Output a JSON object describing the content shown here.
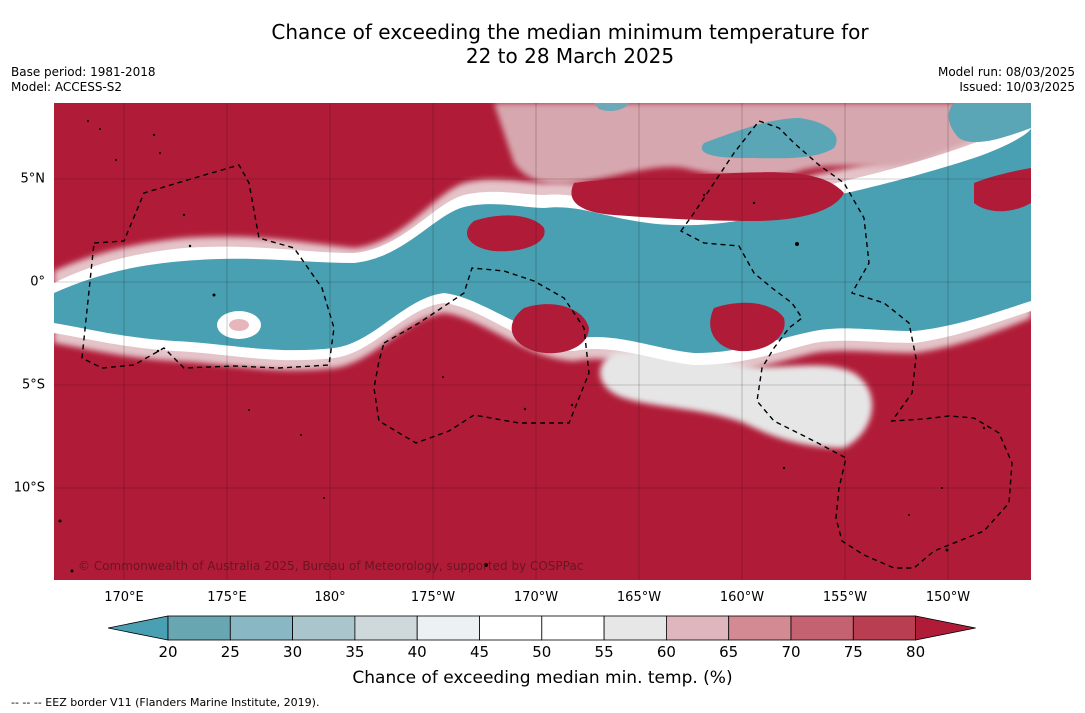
{
  "header": {
    "title_line1": "Chance of exceeding the median minimum temperature for",
    "title_line2": "22 to 28 March 2025",
    "base_period": "Base period: 1981-2018",
    "model": "Model: ACCESS-S2",
    "model_run": "Model run: 08/03/2025",
    "issued": "Issued: 10/03/2025"
  },
  "map": {
    "copyright": "© Commonwealth of Australia 2025, Bureau of Meteorology, supported by COSPPac",
    "lat_labels": [
      "5°N",
      "0°",
      "5°S",
      "10°S"
    ],
    "lon_labels": [
      "170°E",
      "175°E",
      "180°",
      "175°W",
      "170°W",
      "165°W",
      "160°W",
      "155°W",
      "150°W"
    ],
    "colors": {
      "high": "#b01c38",
      "low": "#4aa0b3",
      "neutral": "#ffffff"
    }
  },
  "colorbar": {
    "ticks": [
      "20",
      "25",
      "30",
      "35",
      "40",
      "45",
      "50",
      "55",
      "60",
      "65",
      "70",
      "75",
      "80"
    ],
    "colors": [
      "#4aa0b3",
      "#68a6b2",
      "#89b7c3",
      "#aac6cc",
      "#cfd8da",
      "#ecf1f4",
      "#ffffff",
      "#ffffff",
      "#e7e7e7",
      "#dfb6bd",
      "#d48a93",
      "#c56271",
      "#b93e52",
      "#b01c38"
    ],
    "label": "Chance of exceeding median min. temp. (%)"
  },
  "footer": {
    "eez_note": "--  --  -- EEZ border V11 (Flanders Marine Institute, 2019)."
  }
}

——

» **Objective**: Output a faithful copy of the data, with each picture left out.

» **Exercise response**:
Output a JSON object describing the content shown here.
{
  "header": {
    "title_line1": "Chance of exceeding the median minimum temperature for",
    "title_line2": "22 to 28 March 2025",
    "base_period": "Base period: 1981-2018",
    "model": "Model: ACCESS-S2",
    "model_run": "Model run: 08/03/2025",
    "issued": "Issued: 10/03/2025"
  },
  "map": {
    "copyright": "© Commonwealth of Australia 2025, Bureau of Meteorology, supported by COSPPac",
    "lat_labels": [
      "5°N",
      "0°",
      "5°S",
      "10°S"
    ],
    "lon_labels": [
      "170°E",
      "175°E",
      "180°",
      "175°W",
      "170°W",
      "165°W",
      "160°W",
      "155°W",
      "150°W"
    ],
    "colors": {
      "high": "#b01c38",
      "low": "#4aa0b3",
      "neutral": "#ffffff"
    }
  },
  "colorbar": {
    "ticks": [
      "20",
      "25",
      "30",
      "35",
      "40",
      "45",
      "50",
      "55",
      "60",
      "65",
      "70",
      "75",
      "80"
    ],
    "colors": [
      "#4aa0b3",
      "#68a6b2",
      "#89b7c3",
      "#aac6cc",
      "#cfd8da",
      "#ecf1f4",
      "#ffffff",
      "#ffffff",
      "#e7e7e7",
      "#dfb6bd",
      "#d48a93",
      "#c56271",
      "#b93e52",
      "#b01c38"
    ],
    "label": "Chance of exceeding median min. temp. (%)"
  },
  "footer": {
    "eez_note": "--  --  -- EEZ border V11 (Flanders Marine Institute, 2019)."
  }
}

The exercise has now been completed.